[What you need to do]:
Copy each line in the data that includes the word "отказа".

[Raw records]:
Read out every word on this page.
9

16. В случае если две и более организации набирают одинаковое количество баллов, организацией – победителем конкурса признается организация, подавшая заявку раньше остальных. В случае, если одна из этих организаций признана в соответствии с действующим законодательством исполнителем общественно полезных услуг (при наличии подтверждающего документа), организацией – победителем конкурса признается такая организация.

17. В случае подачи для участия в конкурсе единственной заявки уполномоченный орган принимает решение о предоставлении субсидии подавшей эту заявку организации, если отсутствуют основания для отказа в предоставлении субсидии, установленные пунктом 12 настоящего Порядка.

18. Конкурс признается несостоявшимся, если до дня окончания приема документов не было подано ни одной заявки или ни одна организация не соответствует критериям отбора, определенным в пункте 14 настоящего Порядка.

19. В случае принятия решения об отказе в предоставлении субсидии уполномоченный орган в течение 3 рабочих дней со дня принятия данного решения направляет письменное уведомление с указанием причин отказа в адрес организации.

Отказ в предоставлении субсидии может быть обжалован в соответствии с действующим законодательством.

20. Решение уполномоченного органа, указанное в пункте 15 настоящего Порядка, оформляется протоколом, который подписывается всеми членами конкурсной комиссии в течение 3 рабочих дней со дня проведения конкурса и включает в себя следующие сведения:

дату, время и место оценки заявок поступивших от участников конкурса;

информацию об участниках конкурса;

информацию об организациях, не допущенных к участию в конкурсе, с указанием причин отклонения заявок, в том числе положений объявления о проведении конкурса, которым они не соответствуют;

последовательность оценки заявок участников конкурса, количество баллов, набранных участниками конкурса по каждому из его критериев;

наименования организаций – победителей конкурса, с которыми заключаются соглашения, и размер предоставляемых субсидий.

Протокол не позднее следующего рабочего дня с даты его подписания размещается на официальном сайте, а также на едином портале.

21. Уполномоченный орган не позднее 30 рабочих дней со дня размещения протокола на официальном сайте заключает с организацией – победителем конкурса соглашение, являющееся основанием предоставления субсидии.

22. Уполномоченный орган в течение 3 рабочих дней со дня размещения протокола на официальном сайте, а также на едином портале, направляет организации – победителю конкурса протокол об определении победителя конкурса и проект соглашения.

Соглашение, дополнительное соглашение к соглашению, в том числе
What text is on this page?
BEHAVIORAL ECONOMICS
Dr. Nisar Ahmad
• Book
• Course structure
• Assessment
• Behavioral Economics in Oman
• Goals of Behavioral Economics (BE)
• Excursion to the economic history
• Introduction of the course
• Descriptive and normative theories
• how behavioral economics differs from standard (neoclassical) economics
---
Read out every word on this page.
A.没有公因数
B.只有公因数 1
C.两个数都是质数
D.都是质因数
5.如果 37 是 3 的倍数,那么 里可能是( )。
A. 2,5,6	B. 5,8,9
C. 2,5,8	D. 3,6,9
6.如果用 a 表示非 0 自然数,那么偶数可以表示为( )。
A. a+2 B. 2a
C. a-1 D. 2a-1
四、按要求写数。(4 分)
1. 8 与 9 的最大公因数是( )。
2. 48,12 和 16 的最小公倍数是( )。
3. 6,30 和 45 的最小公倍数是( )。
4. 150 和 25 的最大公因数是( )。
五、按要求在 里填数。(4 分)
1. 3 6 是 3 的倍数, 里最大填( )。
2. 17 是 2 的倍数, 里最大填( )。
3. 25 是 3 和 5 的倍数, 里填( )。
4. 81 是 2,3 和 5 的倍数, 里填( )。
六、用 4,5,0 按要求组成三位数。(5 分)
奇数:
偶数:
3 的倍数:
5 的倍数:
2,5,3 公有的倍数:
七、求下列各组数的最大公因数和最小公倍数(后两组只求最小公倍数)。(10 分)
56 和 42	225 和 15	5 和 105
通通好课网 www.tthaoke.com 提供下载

[Reply to the task]:
17. В случае подачи для участия в конкурсе единственной заявки уполномоченный орган принимает решение о предоставлении субсидии подавшей эту заявку организации, если отсутствуют основания для отказа в предоставлении субсидии, установленные пунктом 12 настоящего Порядка.
19. В случае принятия решения об отказе в предоставлении субсидии уполномоченный орган в течение 3 рабочих дней со дня принятия данного решения направляет письменное уведомление с указанием причин отказа в адрес организации.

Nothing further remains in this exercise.